**Exercise instructions:**
The entries below should be quoted exactly, with no pictures carried over.

**Given records:**
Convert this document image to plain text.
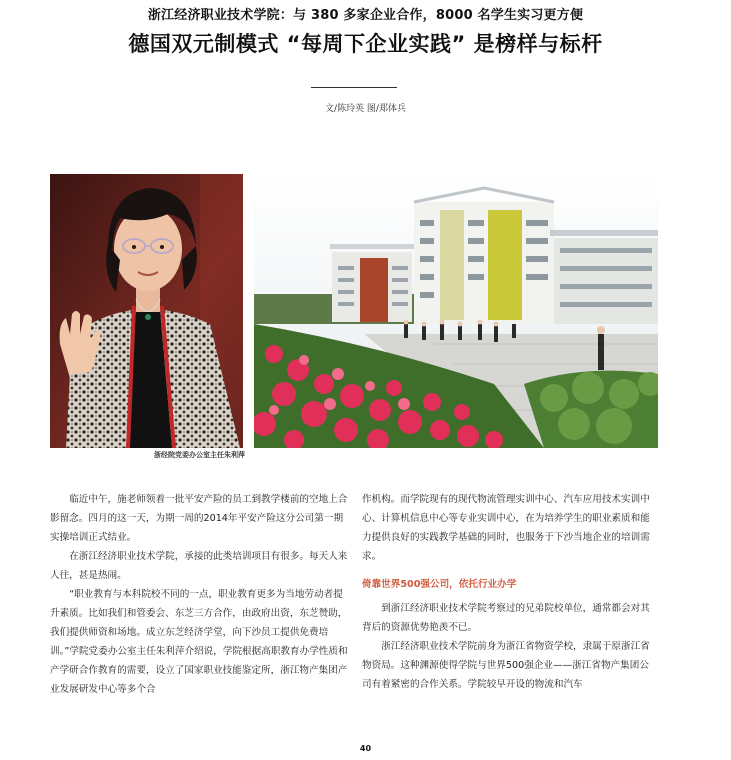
浙江经济职业技术学院：与 380 多家企业合作，8000 名学生实习更方便
德国双元制模式 “每周下企业实践” 是榜样与标杆
文/陈玲英 图/郑体兵
浙经院党委办公室主任朱利萍

临近中午，施老师领着一批平安产险的员工到教学楼前的空地上合影留念。四月的这一天，为期一周的2014年平安产险这分公司第一期实操培训正式结业。

在浙江经济职业技术学院，承接的此类培训项目有很多。每天人来人往，甚是热闹。

“职业教育与本科院校不同的一点，职业教育更多为当地劳动者提升素质。比如我们和管委会、东芝三方合作，由政府出资，东芝赞助，我们提供师资和场地。成立东芝经济学堂，向下沙员工提供免费培训。”学院党委办公室主任朱利萍介绍说，学院根据高职教育办学性质和产学研合作教育的需要，设立了国家职业技能鉴定所，浙江物产集团产业发展研发中心等多个合

作机构。而学院现有的现代物流管理实训中心、汽车应用技术实训中心、计算机信息中心等专业实训中心，在为培养学生的职业素质和能力提供良好的实践教学基础的同时，也服务于下沙当地企业的培训需求。

倚靠世界500强公司，依托行业办学

到浙江经济职业技术学院考察过的兄弟院校单位，通常都会对其背后的资源优势艳羡不已。

浙江经济职业技术学院前身为浙江省物资学校，隶属于原浙江省物资局。这种渊源使得学院与世界500强企业——浙江省物产集团公司有着紧密的合作关系。学院较早开设的物流和汽车

40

**Result for this exercise:**
Convert this document image to plain text.
浙江经济职业技术学院：与 380 多家企业合作，8000 名学生实习更方便
德国双元制模式 “每周下企业实践” 是榜样与标杆
文/陈玲英 图/郑体兵
浙经院党委办公室主任朱利萍

临近中午，施老师领着一批平安产险的员工到教学楼前的空地上合影留念。四月的这一天，为期一周的2014年平安产险这分公司第一期实操培训正式结业。

在浙江经济职业技术学院，承接的此类培训项目有很多。每天人来人往，甚是热闹。

“职业教育与本科院校不同的一点，职业教育更多为当地劳动者提升素质。比如我们和管委会、东芝三方合作，由政府出资，东芝赞助，我们提供师资和场地。成立东芝经济学堂，向下沙员工提供免费培训。”学院党委办公室主任朱利萍介绍说，学院根据高职教育办学性质和产学研合作教育的需要，设立了国家职业技能鉴定所，浙江物产集团产业发展研发中心等多个合

作机构。而学院现有的现代物流管理实训中心、汽车应用技术实训中心、计算机信息中心等专业实训中心，在为培养学生的职业素质和能力提供良好的实践教学基础的同时，也服务于下沙当地企业的培训需求。

倚靠世界500强公司，依托行业办学

到浙江经济职业技术学院考察过的兄弟院校单位，通常都会对其背后的资源优势艳羡不已。

浙江经济职业技术学院前身为浙江省物资学校，隶属于原浙江省物资局。这种渊源使得学院与世界500强企业——浙江省物产集团公司有着紧密的合作关系。学院较早开设的物流和汽车

40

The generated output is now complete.